WRITTEN TASK ▸ Output every line below without omitting or altering anything.

WORKING DATA ▸
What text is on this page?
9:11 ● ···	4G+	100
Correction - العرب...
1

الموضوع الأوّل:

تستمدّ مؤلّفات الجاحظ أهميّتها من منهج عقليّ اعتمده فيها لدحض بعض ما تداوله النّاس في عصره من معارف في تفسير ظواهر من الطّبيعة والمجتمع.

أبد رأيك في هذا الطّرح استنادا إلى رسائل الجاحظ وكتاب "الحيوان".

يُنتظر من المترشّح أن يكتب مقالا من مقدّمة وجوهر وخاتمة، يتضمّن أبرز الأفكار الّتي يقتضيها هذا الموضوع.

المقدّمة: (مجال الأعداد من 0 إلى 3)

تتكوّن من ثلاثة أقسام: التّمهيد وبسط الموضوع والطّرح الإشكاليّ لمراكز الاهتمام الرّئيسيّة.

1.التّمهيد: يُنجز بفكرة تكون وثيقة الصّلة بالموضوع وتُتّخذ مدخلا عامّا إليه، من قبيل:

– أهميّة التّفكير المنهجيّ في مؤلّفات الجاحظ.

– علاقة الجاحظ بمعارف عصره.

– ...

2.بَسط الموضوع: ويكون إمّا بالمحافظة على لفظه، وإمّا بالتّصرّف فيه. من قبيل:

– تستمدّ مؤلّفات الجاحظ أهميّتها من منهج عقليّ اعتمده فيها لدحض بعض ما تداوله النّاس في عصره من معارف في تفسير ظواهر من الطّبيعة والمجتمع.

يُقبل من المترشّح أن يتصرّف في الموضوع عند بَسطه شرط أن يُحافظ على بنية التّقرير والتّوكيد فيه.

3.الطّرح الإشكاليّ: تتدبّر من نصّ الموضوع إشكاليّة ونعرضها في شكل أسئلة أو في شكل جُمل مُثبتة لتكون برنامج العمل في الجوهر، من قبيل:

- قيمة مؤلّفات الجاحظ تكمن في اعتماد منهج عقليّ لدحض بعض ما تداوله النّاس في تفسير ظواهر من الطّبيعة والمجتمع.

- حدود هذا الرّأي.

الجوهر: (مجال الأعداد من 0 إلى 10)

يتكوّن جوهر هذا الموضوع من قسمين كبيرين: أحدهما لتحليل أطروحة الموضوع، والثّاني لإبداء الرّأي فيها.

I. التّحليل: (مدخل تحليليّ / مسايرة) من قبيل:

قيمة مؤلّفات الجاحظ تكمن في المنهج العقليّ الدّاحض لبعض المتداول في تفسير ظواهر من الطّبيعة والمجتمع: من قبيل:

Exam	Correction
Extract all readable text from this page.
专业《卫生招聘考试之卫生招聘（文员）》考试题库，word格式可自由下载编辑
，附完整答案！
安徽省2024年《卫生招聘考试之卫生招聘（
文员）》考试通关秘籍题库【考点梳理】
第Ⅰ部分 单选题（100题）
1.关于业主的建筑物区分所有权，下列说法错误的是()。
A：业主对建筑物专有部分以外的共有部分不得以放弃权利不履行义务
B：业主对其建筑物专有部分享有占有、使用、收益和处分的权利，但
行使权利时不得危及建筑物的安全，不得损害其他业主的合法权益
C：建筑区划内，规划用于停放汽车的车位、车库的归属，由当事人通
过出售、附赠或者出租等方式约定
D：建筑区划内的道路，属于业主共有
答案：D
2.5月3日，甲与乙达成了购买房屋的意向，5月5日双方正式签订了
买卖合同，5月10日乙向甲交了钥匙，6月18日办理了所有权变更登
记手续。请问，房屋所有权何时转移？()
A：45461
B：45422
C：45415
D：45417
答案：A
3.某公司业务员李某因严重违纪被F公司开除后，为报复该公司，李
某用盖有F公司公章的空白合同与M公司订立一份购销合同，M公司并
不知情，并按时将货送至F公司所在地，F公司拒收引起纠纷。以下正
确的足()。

COMPLETE OUTPUT ▸
What text is on this page?
9:11 ● ···	4G+	100
Correction - العرب...
1

الموضوع الأوّل:

تستمدّ مؤلّفات الجاحظ أهميّتها من منهج عقليّ اعتمده فيها لدحض بعض ما تداوله النّاس في عصره من معارف في تفسير ظواهر من الطّبيعة والمجتمع.

أبد رأيك في هذا الطّرح استنادا إلى رسائل الجاحظ وكتاب "الحيوان".

يُنتظر من المترشّح أن يكتب مقالا من مقدّمة وجوهر وخاتمة، يتضمّن أبرز الأفكار الّتي يقتضيها هذا الموضوع.

المقدّمة: (مجال الأعداد من 0 إلى 3)

تتكوّن من ثلاثة أقسام: التّمهيد وبسط الموضوع والطّرح الإشكاليّ لمراكز الاهتمام الرّئيسيّة.

1.التّمهيد: يُنجز بفكرة تكون وثيقة الصّلة بالموضوع وتُتّخذ مدخلا عامّا إليه، من قبيل:

– أهميّة التّفكير المنهجيّ في مؤلّفات الجاحظ.

– علاقة الجاحظ بمعارف عصره.

– ...

2.بَسط الموضوع: ويكون إمّا بالمحافظة على لفظه، وإمّا بالتّصرّف فيه. من قبيل:

– تستمدّ مؤلّفات الجاحظ أهميّتها من منهج عقليّ اعتمده فيها لدحض بعض ما تداوله النّاس في عصره من معارف في تفسير ظواهر من الطّبيعة والمجتمع.

يُقبل من المترشّح أن يتصرّف في الموضوع عند بَسطه شرط أن يُحافظ على بنية التّقرير والتّوكيد فيه.

3.الطّرح الإشكاليّ: تتدبّر من نصّ الموضوع إشكاليّة ونعرضها في شكل أسئلة أو في شكل جُمل مُثبتة لتكون برنامج العمل في الجوهر، من قبيل:

- قيمة مؤلّفات الجاحظ تكمن في اعتماد منهج عقليّ لدحض بعض ما تداوله النّاس في تفسير ظواهر من الطّبيعة والمجتمع.

- حدود هذا الرّأي.

الجوهر: (مجال الأعداد من 0 إلى 10)

يتكوّن جوهر هذا الموضوع من قسمين كبيرين: أحدهما لتحليل أطروحة الموضوع، والثّاني لإبداء الرّأي فيها.

I. التّحليل: (مدخل تحليليّ / مسايرة) من قبيل:

قيمة مؤلّفات الجاحظ تكمن في المنهج العقليّ الدّاحض لبعض المتداول في تفسير ظواهر من الطّبيعة والمجتمع: من قبيل:

Exam	Correction
Extract all readable text from this page.
专业《卫生招聘考试之卫生招聘（文员）》考试题库，word格式可自由下载编辑
，附完整答案！
安徽省2024年《卫生招聘考试之卫生招聘（
文员）》考试通关秘籍题库【考点梳理】
第Ⅰ部分 单选题（100题）
1.关于业主的建筑物区分所有权，下列说法错误的是()。
A：业主对建筑物专有部分以外的共有部分不得以放弃权利不履行义务
B：业主对其建筑物专有部分享有占有、使用、收益和处分的权利，但
行使权利时不得危及建筑物的安全，不得损害其他业主的合法权益
C：建筑区划内，规划用于停放汽车的车位、车库的归属，由当事人通
过出售、附赠或者出租等方式约定
D：建筑区划内的道路，属于业主共有
答案：D
2.5月3日，甲与乙达成了购买房屋的意向，5月5日双方正式签订了
买卖合同，5月10日乙向甲交了钥匙，6月18日办理了所有权变更登
记手续。请问，房屋所有权何时转移？()
A：45461
B：45422
C：45415
D：45417
答案：A
3.某公司业务员李某因严重违纪被F公司开除后，为报复该公司，李
某用盖有F公司公章的空白合同与M公司订立一份购销合同，M公司并
不知情，并按时将货送至F公司所在地，F公司拒收引起纠纷。以下正
确的足()。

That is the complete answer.